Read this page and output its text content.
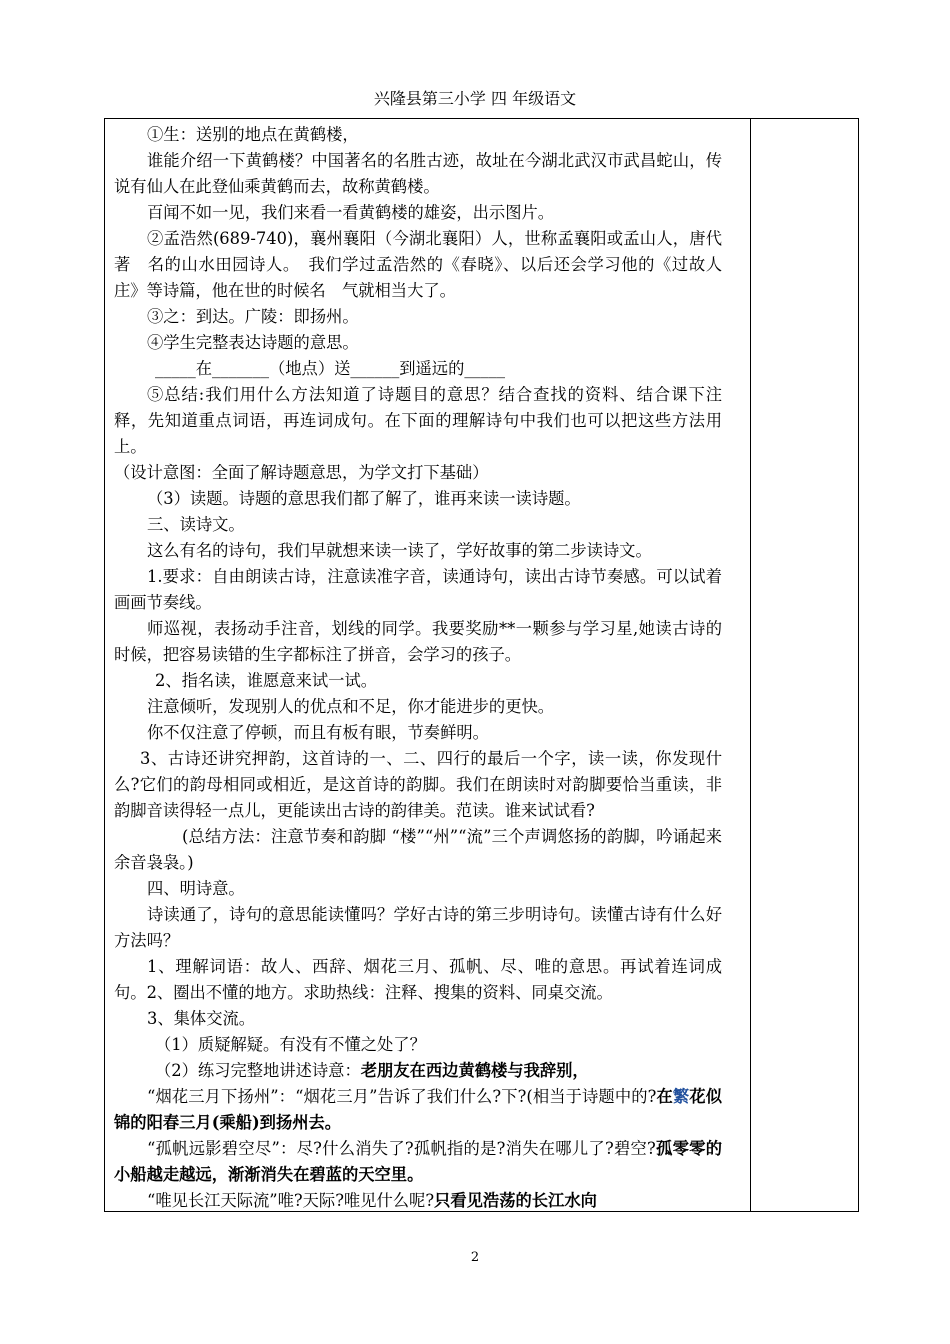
兴隆县第三小学 四 年级语文

①生：送别的地点在黄鹤楼，

谁能介绍一下黄鹤楼？中国著名的名胜古迹，故址在今湖北武汉市武昌蛇山，传说有仙人在此登仙乘黄鹤而去，故称黄鹤楼。

百闻不如一见，我们来看一看黄鹤楼的雄姿，出示图片。

②孟浩然(689-740)，襄州襄阳（今湖北襄阳）人，世称孟襄阳或孟山人，唐代著　名的山水田园诗人。　我们学过孟浩然的《春晓》、以后还会学习他的《过故人庄》等诗篇，他在世的时候名　气就相当大了。

③之：到达。广陵：即扬州。

④学生完整表达诗题的意思。

_____在_______（地点）送______到遥远的_____

⑤总结:我们用什么方法知道了诗题目的意思？结合查找的资料、结合课下注释，先知道重点词语，再连词成句。在下面的理解诗句中我们也可以把这些方法用上。

（设计意图：全面了解诗题意思，为学文打下基础）

（3）读题。诗题的意思我们都了解了，谁再来读一读诗题。

三、读诗文。

这么有名的诗句，我们早就想来读一读了，学好故事的第二步读诗文。

1.要求：自由朗读古诗，注意读准字音，读通诗句，读出古诗节奏感。可以试着画画节奏线。

师巡视，表扬动手注音，划线的同学。我要奖励**一颗参与学习星,她读古诗的时候，把容易读错的生字都标注了拼音，会学习的孩子。

2、指名读，谁愿意来试一试。

注意倾听，发现别人的优点和不足，你才能进步的更快。

你不仅注意了停顿，而且有板有眼，节奏鲜明。

3、古诗还讲究押韵，这首诗的一、二、四行的最后一个字，读一读，你发现什么?它们的韵母相同或相近，是这首诗的韵脚。我们在朗读时对韵脚要恰当重读，非韵脚音读得轻一点儿，更能读出古诗的韵律美。范读。谁来试试看?

(总结方法：注意节奏和韵脚 “楼”“州”“流”三个声调悠扬的韵脚，吟诵起来余音袅袅。)

四、明诗意。

诗读通了，诗句的意思能读懂吗？学好古诗的第三步明诗句。读懂古诗有什么好方法吗？

1、理解词语：故人、西辞、烟花三月、孤帆、尽、唯的意思。再试着连词成句。2、圈出不懂的地方。求助热线：注释、搜集的资料、同桌交流。

3、集体交流。

（1）质疑解疑。有没有不懂之处了？

（2）练习完整地讲述诗意：老朋友在西边黄鹤楼与我辞别，

“烟花三月下扬州”：“烟花三月”告诉了我们什么?下?(相当于诗题中的?在繁花似锦的阳春三月(乘船)到扬州去。

“孤帆远影碧空尽”：尽?什么消失了?孤帆指的是?消失在哪儿了?碧空?孤零零的小船越走越远，渐渐消失在碧蓝的天空里。

“唯见长江天际流”唯?天际?唯见什么呢?只看见浩荡的长江水向

2
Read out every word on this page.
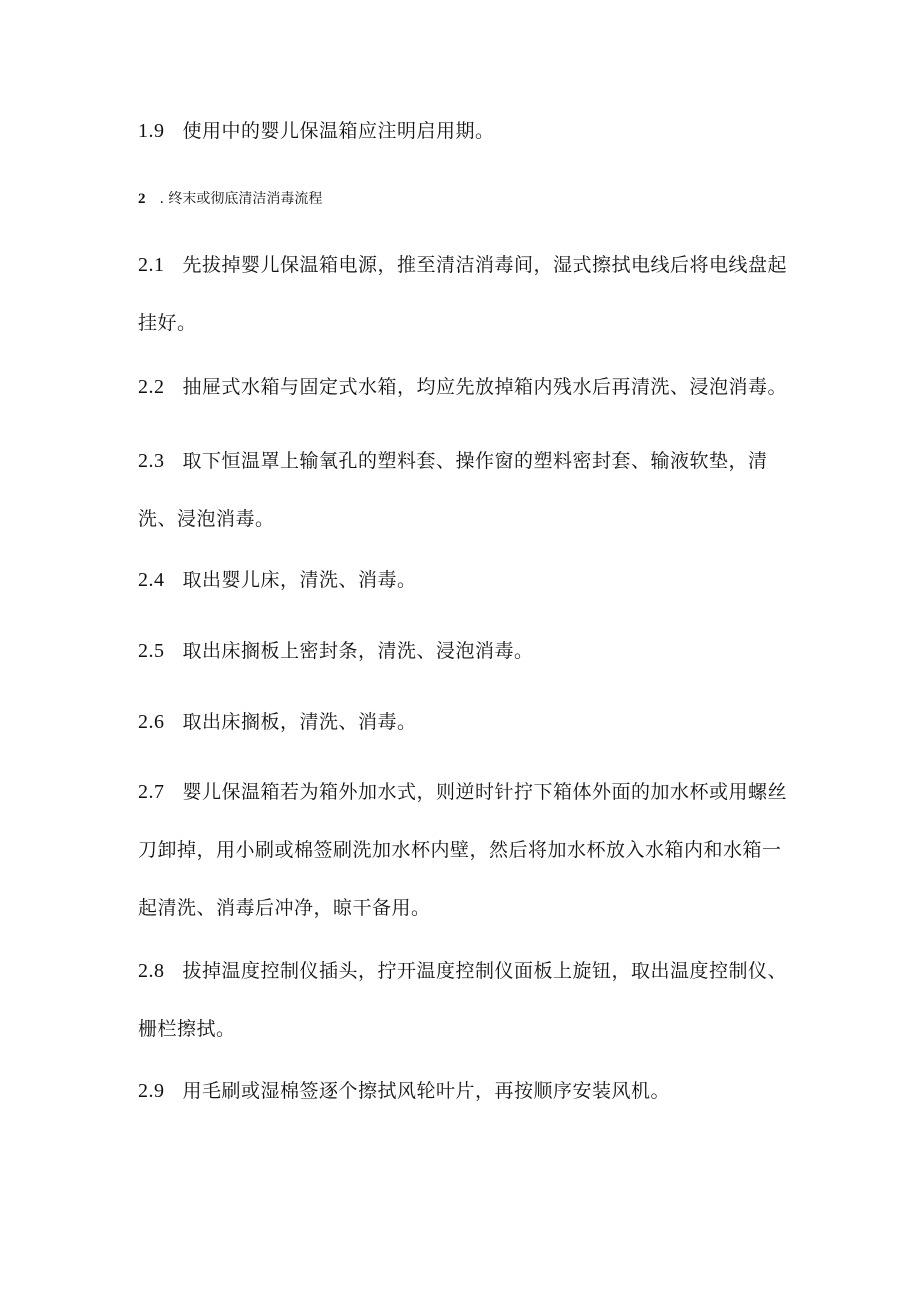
1.9 使用中的婴儿保温箱应注明启用期。

2 . 终末或彻底清洁消毒流程

2.1 先拔掉婴儿保温箱电源，推至清洁消毒间，湿式擦拭电线后将电线盘起挂好。

2.2 抽屉式水箱与固定式水箱，均应先放掉箱内残水后再清洗、浸泡消毒。

2.3 取下恒温罩上输氧孔的塑料套、操作窗的塑料密封套、输液软垫，清洗、浸泡消毒。

2.4 取出婴儿床，清洗、消毒。

2.5 取出床搁板上密封条，清洗、浸泡消毒。

2.6 取出床搁板，清洗、消毒。

2.7 婴儿保温箱若为箱外加水式，则逆时针拧下箱体外面的加水杯或用螺丝刀卸掉，用小刷或棉签刷洗加水杯内壁，然后将加水杯放入水箱内和水箱一起清洗、消毒后冲净，晾干备用。

2.8 拔掉温度控制仪插头，拧开温度控制仪面板上旋钮，取出温度控制仪、栅栏擦拭。

2.9 用毛刷或湿棉签逐个擦拭风轮叶片，再按顺序安装风机。
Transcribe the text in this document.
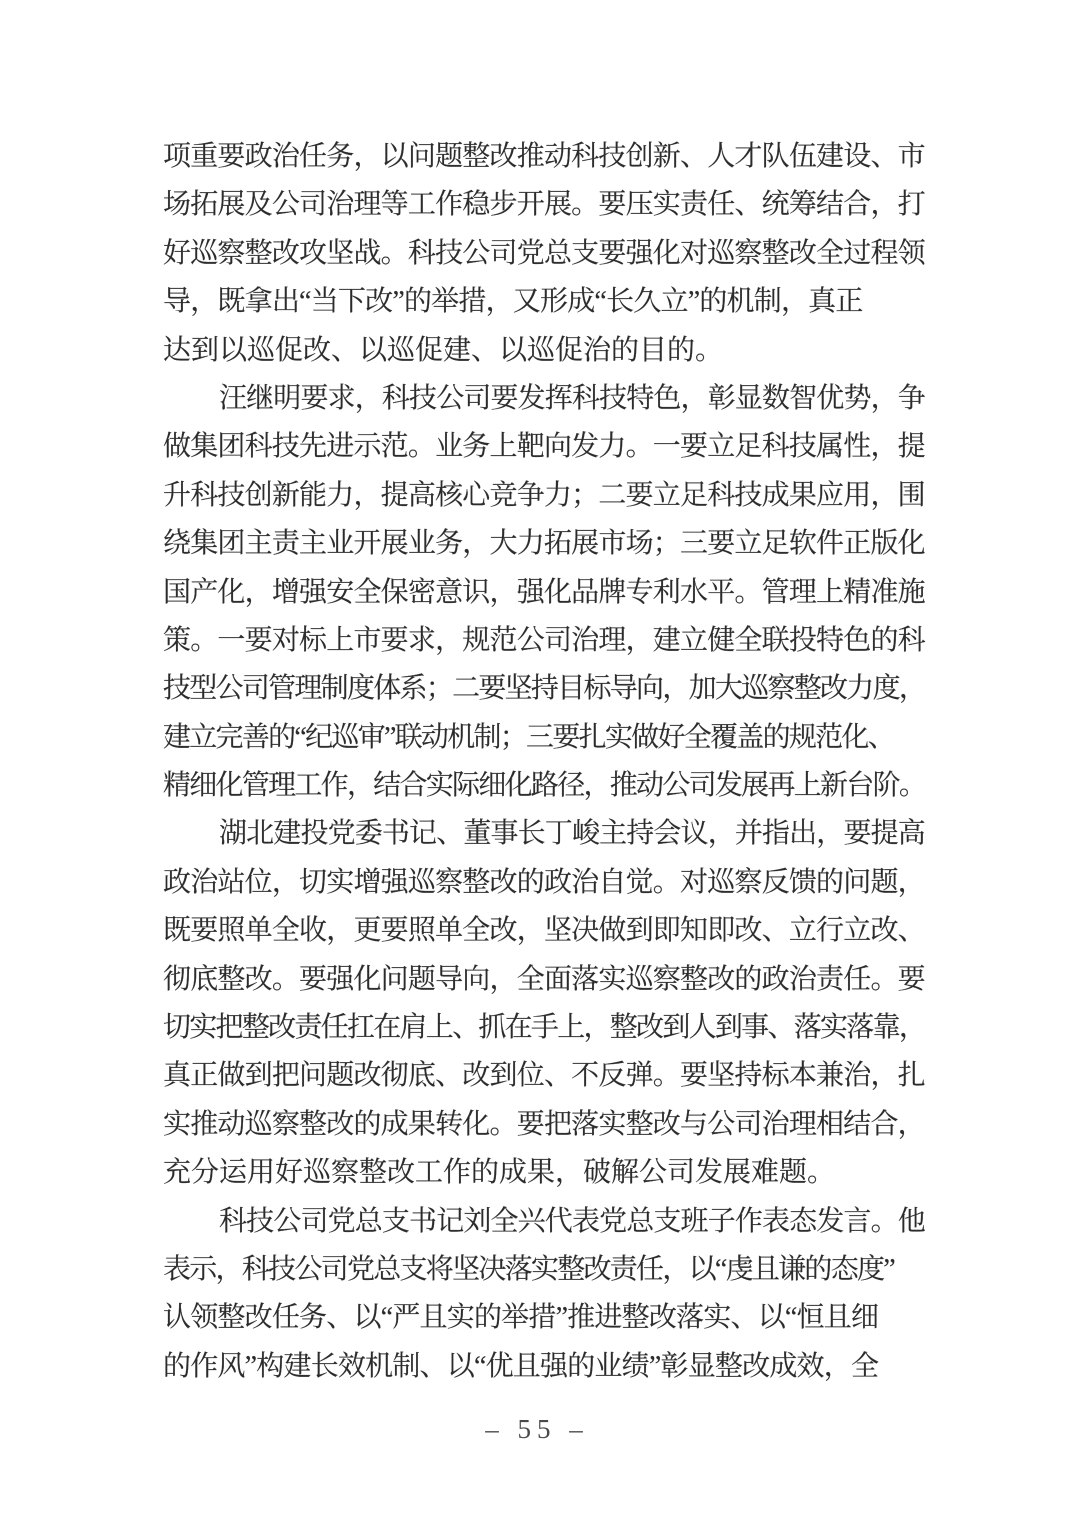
项重要政治任务，以问题整改推动科技创新、人才队伍建设、市
场拓展及公司治理等工作稳步开展。要压实责任、统筹结合，打
好巡察整改攻坚战。科技公司党总支要强化对巡察整改全过程领
导，既拿出“当下改”的举措，又形成“长久立”的机制，真正
达到以巡促改、以巡促建、以巡促治的目的。
汪继明要求，科技公司要发挥科技特色，彰显数智优势，争
做集团科技先进示范。业务上靶向发力。一要立足科技属性，提
升科技创新能力，提高核心竞争力；二要立足科技成果应用，围
绕集团主责主业开展业务，大力拓展市场；三要立足软件正版化
国产化，增强安全保密意识，强化品牌专利水平。管理上精准施
策。一要对标上市要求，规范公司治理，建立健全联投特色的科
技型公司管理制度体系；二要坚持目标导向，加大巡察整改力度，
建立完善的“纪巡审”联动机制；三要扎实做好全覆盖的规范化、
精细化管理工作，结合实际细化路径，推动公司发展再上新台阶。
湖北建投党委书记、董事长丁峻主持会议，并指出，要提高
政治站位，切实增强巡察整改的政治自觉。对巡察反馈的问题，
既要照单全收，更要照单全改，坚决做到即知即改、立行立改、
彻底整改。要强化问题导向，全面落实巡察整改的政治责任。要
切实把整改责任扛在肩上、抓在手上，整改到人到事、落实落靠，
真正做到把问题改彻底、改到位、不反弹。要坚持标本兼治，扎
实推动巡察整改的成果转化。要把落实整改与公司治理相结合，
充分运用好巡察整改工作的成果，破解公司发展难题。
科技公司党总支书记刘全兴代表党总支班子作表态发言。他
表示，科技公司党总支将坚决落实整改责任，以“虔且谦的态度”
认领整改任务、以“严且实的举措”推进整改落实、以“恒且细
的作风”构建长效机制、以“优且强的业绩”彰显整改成效，全
– 55 –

WORK TO BE COMPLETED | What is the number of lines in the listing that include the word "this"? Give that number and nothing else.

WRITTEN SOLUTION | 3